Requirement:
Extract, from the records beneath this instruction, each line that contains the word "Thursday".
## START Records for this task
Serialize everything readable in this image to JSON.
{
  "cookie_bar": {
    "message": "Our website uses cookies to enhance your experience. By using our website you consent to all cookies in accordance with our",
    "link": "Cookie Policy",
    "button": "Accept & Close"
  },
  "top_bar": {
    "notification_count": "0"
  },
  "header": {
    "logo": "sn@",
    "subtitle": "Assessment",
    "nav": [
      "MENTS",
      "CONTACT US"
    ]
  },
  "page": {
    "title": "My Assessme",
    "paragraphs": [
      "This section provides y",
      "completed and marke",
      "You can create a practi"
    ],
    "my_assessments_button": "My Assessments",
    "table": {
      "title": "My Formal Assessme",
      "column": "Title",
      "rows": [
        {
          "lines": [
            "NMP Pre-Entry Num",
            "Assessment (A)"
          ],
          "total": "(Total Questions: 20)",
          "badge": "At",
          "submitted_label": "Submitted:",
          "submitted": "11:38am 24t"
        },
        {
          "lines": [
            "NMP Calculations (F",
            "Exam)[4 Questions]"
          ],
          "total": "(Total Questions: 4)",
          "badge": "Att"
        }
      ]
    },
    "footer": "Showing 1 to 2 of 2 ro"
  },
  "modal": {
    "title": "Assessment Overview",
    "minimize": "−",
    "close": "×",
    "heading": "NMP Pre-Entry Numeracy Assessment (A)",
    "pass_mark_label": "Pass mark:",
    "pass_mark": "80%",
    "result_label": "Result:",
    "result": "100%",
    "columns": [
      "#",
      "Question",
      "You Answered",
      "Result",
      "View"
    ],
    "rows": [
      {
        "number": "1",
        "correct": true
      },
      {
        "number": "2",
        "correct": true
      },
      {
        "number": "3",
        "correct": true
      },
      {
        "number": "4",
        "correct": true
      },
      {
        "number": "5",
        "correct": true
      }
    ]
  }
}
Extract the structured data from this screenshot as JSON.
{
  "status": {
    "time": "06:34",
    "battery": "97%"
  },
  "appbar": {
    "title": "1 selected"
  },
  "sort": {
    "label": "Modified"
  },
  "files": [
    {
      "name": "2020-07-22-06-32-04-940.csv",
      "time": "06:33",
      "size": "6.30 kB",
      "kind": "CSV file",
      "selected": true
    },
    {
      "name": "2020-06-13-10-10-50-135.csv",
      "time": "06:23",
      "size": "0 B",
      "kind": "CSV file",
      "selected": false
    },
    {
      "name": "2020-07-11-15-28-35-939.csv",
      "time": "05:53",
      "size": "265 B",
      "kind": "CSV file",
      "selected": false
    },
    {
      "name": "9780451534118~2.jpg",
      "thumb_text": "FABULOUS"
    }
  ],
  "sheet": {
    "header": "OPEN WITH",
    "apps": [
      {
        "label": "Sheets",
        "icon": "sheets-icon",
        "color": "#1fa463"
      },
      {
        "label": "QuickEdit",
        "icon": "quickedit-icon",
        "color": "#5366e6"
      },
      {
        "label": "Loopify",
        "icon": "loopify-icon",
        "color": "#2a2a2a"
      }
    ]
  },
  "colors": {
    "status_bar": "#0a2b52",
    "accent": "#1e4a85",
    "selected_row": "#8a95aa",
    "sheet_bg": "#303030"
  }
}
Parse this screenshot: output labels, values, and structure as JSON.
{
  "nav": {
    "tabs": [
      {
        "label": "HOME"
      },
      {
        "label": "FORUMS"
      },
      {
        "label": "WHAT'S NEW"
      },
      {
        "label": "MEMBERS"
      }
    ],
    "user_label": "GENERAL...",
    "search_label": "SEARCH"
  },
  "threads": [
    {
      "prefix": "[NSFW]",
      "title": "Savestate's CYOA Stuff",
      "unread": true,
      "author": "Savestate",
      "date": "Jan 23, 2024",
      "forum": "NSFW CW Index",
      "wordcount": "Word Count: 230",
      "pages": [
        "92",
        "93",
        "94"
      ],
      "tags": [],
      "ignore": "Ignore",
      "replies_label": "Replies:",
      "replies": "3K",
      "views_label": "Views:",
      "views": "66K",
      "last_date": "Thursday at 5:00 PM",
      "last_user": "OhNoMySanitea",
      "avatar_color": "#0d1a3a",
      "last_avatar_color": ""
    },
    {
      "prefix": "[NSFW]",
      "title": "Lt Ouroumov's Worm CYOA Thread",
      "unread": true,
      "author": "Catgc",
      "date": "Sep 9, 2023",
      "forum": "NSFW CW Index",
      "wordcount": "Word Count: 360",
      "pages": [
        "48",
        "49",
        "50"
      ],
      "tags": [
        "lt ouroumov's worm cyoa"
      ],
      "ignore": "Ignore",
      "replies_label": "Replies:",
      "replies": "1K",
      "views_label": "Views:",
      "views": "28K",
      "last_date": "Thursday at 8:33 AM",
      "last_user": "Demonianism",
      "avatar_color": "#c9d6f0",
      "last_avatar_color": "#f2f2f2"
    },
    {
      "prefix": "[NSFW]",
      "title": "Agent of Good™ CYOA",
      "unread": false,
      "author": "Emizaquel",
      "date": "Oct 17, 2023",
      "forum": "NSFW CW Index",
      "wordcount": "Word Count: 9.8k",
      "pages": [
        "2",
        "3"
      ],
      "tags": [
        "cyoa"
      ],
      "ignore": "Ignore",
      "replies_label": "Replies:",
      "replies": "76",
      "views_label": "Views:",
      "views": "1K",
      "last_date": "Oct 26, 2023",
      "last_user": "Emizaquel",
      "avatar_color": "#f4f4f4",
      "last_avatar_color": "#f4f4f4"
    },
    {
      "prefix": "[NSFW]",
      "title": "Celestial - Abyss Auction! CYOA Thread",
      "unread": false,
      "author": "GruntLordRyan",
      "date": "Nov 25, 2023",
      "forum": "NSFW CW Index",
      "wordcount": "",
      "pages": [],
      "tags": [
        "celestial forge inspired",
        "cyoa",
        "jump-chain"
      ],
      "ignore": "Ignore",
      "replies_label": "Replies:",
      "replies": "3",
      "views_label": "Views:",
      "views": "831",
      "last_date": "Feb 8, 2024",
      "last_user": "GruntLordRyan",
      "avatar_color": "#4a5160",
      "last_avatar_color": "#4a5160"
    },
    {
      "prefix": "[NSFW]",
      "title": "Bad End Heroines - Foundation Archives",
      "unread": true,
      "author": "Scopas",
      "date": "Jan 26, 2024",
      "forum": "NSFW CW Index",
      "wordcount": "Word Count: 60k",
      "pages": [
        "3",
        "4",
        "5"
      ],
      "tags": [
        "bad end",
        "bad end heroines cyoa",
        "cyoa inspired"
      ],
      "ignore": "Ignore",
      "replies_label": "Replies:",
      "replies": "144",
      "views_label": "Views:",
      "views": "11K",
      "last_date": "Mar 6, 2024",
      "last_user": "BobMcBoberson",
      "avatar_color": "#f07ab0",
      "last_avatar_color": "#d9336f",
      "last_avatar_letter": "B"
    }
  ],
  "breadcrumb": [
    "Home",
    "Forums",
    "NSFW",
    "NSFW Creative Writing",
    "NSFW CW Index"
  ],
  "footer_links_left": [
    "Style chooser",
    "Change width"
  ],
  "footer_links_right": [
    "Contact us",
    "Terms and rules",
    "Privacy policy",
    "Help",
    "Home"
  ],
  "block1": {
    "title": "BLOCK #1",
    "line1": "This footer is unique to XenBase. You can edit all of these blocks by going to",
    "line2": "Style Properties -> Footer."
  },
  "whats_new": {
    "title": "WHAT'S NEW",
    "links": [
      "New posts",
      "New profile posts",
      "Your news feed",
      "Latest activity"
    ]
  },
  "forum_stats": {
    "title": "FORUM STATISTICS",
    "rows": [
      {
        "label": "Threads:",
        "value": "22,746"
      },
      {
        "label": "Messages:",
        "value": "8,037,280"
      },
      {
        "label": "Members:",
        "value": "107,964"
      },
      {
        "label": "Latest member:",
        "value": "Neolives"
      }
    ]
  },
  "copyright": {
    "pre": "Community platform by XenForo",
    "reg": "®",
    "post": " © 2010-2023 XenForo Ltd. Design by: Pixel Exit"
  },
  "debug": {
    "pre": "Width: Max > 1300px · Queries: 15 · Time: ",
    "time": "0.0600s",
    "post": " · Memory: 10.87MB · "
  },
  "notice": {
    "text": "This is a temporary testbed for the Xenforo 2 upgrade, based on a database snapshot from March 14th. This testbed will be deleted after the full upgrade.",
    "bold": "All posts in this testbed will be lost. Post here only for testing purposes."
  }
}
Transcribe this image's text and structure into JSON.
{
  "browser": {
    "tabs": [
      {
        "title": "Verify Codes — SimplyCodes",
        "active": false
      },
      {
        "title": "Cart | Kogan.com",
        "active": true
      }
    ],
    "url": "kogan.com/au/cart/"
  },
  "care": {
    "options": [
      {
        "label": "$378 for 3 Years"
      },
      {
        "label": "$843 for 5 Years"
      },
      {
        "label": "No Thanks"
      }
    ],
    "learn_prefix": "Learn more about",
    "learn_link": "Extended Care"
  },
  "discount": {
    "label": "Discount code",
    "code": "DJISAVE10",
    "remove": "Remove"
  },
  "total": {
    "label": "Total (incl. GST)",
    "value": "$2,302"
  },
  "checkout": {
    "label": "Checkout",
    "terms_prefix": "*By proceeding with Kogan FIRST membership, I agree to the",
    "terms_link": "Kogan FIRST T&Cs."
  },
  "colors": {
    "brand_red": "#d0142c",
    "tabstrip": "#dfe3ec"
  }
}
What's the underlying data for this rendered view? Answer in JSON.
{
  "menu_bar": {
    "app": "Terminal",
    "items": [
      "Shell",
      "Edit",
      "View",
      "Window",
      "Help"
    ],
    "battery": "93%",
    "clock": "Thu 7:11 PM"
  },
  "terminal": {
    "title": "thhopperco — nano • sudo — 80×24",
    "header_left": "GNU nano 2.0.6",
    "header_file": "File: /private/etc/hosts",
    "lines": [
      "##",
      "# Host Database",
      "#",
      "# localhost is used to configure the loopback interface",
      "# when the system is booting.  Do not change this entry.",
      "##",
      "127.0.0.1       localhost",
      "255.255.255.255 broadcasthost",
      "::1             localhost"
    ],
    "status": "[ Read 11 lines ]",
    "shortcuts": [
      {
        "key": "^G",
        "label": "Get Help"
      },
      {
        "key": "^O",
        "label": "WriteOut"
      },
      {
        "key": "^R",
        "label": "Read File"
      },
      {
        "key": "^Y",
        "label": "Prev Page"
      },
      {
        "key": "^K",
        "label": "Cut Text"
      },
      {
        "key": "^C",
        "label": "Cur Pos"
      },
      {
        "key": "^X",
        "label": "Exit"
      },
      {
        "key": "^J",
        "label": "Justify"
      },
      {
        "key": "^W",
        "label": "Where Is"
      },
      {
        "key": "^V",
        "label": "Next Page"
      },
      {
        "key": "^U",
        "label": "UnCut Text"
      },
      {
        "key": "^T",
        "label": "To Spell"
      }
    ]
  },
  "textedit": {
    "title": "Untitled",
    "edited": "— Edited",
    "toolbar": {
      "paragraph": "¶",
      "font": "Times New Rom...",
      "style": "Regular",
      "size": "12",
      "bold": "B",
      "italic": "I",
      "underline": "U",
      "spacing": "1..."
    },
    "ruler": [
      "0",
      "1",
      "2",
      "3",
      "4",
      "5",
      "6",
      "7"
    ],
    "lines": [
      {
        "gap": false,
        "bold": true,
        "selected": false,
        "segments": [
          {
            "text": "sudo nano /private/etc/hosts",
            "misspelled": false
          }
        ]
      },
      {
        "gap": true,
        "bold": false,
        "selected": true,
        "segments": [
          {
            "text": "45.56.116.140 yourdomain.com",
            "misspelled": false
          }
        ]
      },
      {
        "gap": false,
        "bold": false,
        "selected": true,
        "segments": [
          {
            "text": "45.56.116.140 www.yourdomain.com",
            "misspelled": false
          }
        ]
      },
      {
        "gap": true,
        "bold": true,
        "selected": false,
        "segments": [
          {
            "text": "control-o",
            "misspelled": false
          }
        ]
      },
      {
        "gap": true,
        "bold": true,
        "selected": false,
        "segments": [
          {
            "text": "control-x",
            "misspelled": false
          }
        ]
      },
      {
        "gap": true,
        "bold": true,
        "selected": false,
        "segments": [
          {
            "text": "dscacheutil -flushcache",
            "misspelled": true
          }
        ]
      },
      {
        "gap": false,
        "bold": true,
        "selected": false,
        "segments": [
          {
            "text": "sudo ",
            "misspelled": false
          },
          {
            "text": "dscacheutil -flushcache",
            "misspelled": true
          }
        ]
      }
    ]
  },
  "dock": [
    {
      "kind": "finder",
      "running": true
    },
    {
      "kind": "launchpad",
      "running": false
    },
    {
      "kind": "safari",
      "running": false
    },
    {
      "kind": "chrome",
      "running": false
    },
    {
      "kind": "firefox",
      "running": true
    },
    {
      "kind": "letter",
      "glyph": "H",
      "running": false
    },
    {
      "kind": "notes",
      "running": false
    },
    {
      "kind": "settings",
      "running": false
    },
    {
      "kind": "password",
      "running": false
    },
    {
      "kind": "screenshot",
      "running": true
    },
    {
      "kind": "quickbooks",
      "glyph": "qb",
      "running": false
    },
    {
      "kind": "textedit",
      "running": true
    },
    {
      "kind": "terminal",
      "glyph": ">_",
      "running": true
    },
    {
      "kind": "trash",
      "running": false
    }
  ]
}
## END Records for this task
Final result:
      "last_date": "Thursday at 5:00 PM",
      "last_date": "Thursday at 8:33 AM",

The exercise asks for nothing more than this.